* **TASK GOAL**
Count how many lines of the data include "명확하고". The answer is that number and nothing else.

— start SUPPLIED DATA —

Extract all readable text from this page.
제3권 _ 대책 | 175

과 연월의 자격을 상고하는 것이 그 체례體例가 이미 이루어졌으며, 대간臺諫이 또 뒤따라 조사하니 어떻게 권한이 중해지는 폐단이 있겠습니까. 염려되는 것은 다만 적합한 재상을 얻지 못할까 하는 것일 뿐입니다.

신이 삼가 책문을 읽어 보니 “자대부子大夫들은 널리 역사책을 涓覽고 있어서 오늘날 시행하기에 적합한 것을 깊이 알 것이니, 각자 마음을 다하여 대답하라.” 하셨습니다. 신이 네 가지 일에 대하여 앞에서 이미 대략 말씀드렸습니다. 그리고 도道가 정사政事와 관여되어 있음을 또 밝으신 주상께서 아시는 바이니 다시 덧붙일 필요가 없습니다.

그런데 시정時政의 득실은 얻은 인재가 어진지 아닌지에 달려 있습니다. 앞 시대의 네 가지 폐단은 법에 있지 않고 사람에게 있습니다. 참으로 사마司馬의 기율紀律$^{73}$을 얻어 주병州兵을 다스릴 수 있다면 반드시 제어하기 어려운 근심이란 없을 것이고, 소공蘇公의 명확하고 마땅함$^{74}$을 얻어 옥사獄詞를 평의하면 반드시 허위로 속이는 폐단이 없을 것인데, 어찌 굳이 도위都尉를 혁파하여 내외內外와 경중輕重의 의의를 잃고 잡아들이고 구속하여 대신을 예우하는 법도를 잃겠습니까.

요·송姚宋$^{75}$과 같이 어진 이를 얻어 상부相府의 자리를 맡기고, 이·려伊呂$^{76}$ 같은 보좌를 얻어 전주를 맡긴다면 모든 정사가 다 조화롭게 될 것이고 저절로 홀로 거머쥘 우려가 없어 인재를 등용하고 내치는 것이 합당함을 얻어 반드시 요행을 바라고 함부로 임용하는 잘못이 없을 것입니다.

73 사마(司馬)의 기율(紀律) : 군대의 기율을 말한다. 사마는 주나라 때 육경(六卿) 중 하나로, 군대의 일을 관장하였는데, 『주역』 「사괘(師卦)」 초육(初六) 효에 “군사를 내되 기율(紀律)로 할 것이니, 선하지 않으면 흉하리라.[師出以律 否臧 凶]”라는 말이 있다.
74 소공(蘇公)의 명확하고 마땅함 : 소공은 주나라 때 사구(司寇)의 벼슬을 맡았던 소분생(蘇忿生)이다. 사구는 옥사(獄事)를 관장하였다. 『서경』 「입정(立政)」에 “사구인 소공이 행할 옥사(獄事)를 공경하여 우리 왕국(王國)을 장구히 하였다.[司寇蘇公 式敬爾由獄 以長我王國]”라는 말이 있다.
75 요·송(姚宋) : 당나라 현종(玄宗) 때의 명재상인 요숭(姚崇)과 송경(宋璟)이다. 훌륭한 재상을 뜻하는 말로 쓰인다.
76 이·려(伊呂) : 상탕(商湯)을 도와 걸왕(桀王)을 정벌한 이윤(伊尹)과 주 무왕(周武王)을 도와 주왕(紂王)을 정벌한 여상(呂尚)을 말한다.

— end SUPPLIED DATA —

* **PROBLEM SOLUTION**
2